Task details:
All of the records must come back exactly as they were given.

==== Exercise inputs

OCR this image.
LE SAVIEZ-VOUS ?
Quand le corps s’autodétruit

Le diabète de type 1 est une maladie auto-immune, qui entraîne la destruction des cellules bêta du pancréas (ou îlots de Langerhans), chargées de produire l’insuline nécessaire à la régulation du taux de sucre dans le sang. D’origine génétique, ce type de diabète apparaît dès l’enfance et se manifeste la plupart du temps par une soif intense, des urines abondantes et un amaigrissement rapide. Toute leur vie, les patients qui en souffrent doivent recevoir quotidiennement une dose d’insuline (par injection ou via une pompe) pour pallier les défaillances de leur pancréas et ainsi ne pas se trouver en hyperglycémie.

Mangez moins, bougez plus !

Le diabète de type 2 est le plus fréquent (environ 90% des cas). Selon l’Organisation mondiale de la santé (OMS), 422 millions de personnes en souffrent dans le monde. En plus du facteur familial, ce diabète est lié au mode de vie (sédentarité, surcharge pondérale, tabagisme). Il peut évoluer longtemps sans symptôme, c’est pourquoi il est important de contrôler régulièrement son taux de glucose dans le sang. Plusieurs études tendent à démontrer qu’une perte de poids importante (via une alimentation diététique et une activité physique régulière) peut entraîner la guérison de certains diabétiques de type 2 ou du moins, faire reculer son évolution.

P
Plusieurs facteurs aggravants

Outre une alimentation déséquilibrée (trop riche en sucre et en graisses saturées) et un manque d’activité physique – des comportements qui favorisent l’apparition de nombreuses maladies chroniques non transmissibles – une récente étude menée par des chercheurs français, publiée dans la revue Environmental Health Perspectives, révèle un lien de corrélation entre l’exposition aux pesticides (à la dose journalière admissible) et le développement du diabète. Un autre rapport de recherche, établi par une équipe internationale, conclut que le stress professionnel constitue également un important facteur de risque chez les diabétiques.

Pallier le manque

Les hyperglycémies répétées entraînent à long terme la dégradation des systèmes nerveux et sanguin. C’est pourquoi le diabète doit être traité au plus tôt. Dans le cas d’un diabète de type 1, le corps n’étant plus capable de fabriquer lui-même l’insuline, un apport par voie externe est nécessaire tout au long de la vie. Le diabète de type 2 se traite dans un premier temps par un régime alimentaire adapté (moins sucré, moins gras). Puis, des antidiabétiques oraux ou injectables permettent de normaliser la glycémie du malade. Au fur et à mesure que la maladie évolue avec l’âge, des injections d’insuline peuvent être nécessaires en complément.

========

Solution below:
OCR this image.
LE SAVIEZ-VOUS ?
Quand le corps s’autodétruit

Le diabète de type 1 est une maladie auto-immune, qui entraîne la destruction des cellules bêta du pancréas (ou îlots de Langerhans), chargées de produire l’insuline nécessaire à la régulation du taux de sucre dans le sang. D’origine génétique, ce type de diabète apparaît dès l’enfance et se manifeste la plupart du temps par une soif intense, des urines abondantes et un amaigrissement rapide. Toute leur vie, les patients qui en souffrent doivent recevoir quotidiennement une dose d’insuline (par injection ou via une pompe) pour pallier les défaillances de leur pancréas et ainsi ne pas se trouver en hyperglycémie.

Mangez moins, bougez plus !

Le diabète de type 2 est le plus fréquent (environ 90% des cas). Selon l’Organisation mondiale de la santé (OMS), 422 millions de personnes en souffrent dans le monde. En plus du facteur familial, ce diabète est lié au mode de vie (sédentarité, surcharge pondérale, tabagisme). Il peut évoluer longtemps sans symptôme, c’est pourquoi il est important de contrôler régulièrement son taux de glucose dans le sang. Plusieurs études tendent à démontrer qu’une perte de poids importante (via une alimentation diététique et une activité physique régulière) peut entraîner la guérison de certains diabétiques de type 2 ou du moins, faire reculer son évolution.

P
Plusieurs facteurs aggravants

Outre une alimentation déséquilibrée (trop riche en sucre et en graisses saturées) et un manque d’activité physique – des comportements qui favorisent l’apparition de nombreuses maladies chroniques non transmissibles – une récente étude menée par des chercheurs français, publiée dans la revue Environmental Health Perspectives, révèle un lien de corrélation entre l’exposition aux pesticides (à la dose journalière admissible) et le développement du diabète. Un autre rapport de recherche, établi par une équipe internationale, conclut que le stress professionnel constitue également un important facteur de risque chez les diabétiques.

Pallier le manque

Les hyperglycémies répétées entraînent à long terme la dégradation des systèmes nerveux et sanguin. C’est pourquoi le diabète doit être traité au plus tôt. Dans le cas d’un diabète de type 1, le corps n’étant plus capable de fabriquer lui-même l’insuline, un apport par voie externe est nécessaire tout au long de la vie. Le diabète de type 2 se traite dans un premier temps par un régime alimentaire adapté (moins sucré, moins gras). Puis, des antidiabétiques oraux ou injectables permettent de normaliser la glycémie du malade. Au fur et à mesure que la maladie évolue avec l’âge, des injections d’insuline peuvent être nécessaires en complément.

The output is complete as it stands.